*** Stored rows ***

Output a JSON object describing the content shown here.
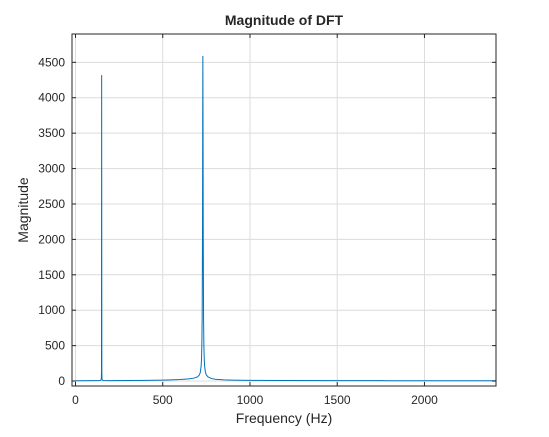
{
  "chart_data": {
    "type": "line",
    "title": "Magnitude of DFT",
    "xlabel": "Frequency (Hz)",
    "ylabel": "Magnitude",
    "xlim": [
      -20,
      2410
    ],
    "ylim": [
      -70,
      4900
    ],
    "xticks": [
      0,
      500,
      1000,
      1500,
      2000
    ],
    "yticks": [
      0,
      500,
      1000,
      1500,
      2000,
      2500,
      3000,
      3500,
      4000,
      4500
    ],
    "grid": true,
    "line_color": "#0072BD",
    "series": [
      {
        "x": [
          0,
          100,
          140,
          145,
          148,
          149,
          150,
          151,
          152,
          155,
          160,
          200,
          300,
          400,
          500,
          550,
          600,
          650,
          680,
          700,
          710,
          715,
          720,
          722,
          724,
          726,
          728,
          729,
          730,
          731,
          732,
          734,
          736,
          738,
          740,
          745,
          750,
          760,
          780,
          800,
          850,
          900,
          1000,
          1200,
          1500,
          1800,
          2100,
          2410
        ],
        "y": [
          5,
          6,
          8,
          12,
          25,
          120,
          4320,
          120,
          25,
          12,
          8,
          6,
          8,
          10,
          13,
          16,
          21,
          30,
          42,
          60,
          85,
          120,
          210,
          300,
          480,
          900,
          2200,
          3600,
          4590,
          3600,
          2200,
          900,
          480,
          300,
          210,
          120,
          85,
          58,
          35,
          26,
          17,
          13,
          10,
          7,
          6,
          5,
          4,
          4
        ]
      }
    ]
  }
}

***

## Job
From the entries above, collect every line with the string "Magnitude" in it.

## Complete response
    "title": "Magnitude of DFT",
    "ylabel": "Magnitude",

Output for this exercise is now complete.